=== PROBLEM DETAILS ===
Repeat all of the records verbatim.

=== Source records ===
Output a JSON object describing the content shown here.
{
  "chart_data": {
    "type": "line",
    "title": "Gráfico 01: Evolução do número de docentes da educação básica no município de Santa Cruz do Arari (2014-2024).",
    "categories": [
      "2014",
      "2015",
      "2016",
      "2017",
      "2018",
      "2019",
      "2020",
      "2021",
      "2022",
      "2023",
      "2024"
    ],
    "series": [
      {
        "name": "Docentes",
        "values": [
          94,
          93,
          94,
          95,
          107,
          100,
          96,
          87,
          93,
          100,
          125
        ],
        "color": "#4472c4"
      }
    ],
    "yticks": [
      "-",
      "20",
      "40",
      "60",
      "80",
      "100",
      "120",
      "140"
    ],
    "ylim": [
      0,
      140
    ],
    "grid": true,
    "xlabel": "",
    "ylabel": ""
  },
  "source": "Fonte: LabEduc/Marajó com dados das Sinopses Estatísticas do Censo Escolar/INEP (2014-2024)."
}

=== REPLY ===
Output a JSON object describing the content shown here.
{
  "chart_data": {
    "type": "line",
    "title": "Gráfico 01: Evolução do número de docentes da educação básica no município de Santa Cruz do Arari (2014-2024).",
    "categories": [
      "2014",
      "2015",
      "2016",
      "2017",
      "2018",
      "2019",
      "2020",
      "2021",
      "2022",
      "2023",
      "2024"
    ],
    "series": [
      {
        "name": "Docentes",
        "values": [
          94,
          93,
          94,
          95,
          107,
          100,
          96,
          87,
          93,
          100,
          125
        ],
        "color": "#4472c4"
      }
    ],
    "yticks": [
      "-",
      "20",
      "40",
      "60",
      "80",
      "100",
      "120",
      "140"
    ],
    "ylim": [
      0,
      140
    ],
    "grid": true,
    "xlabel": "",
    "ylabel": ""
  },
  "source": "Fonte: LabEduc/Marajó com dados das Sinopses Estatísticas do Censo Escolar/INEP (2014-2024)."
}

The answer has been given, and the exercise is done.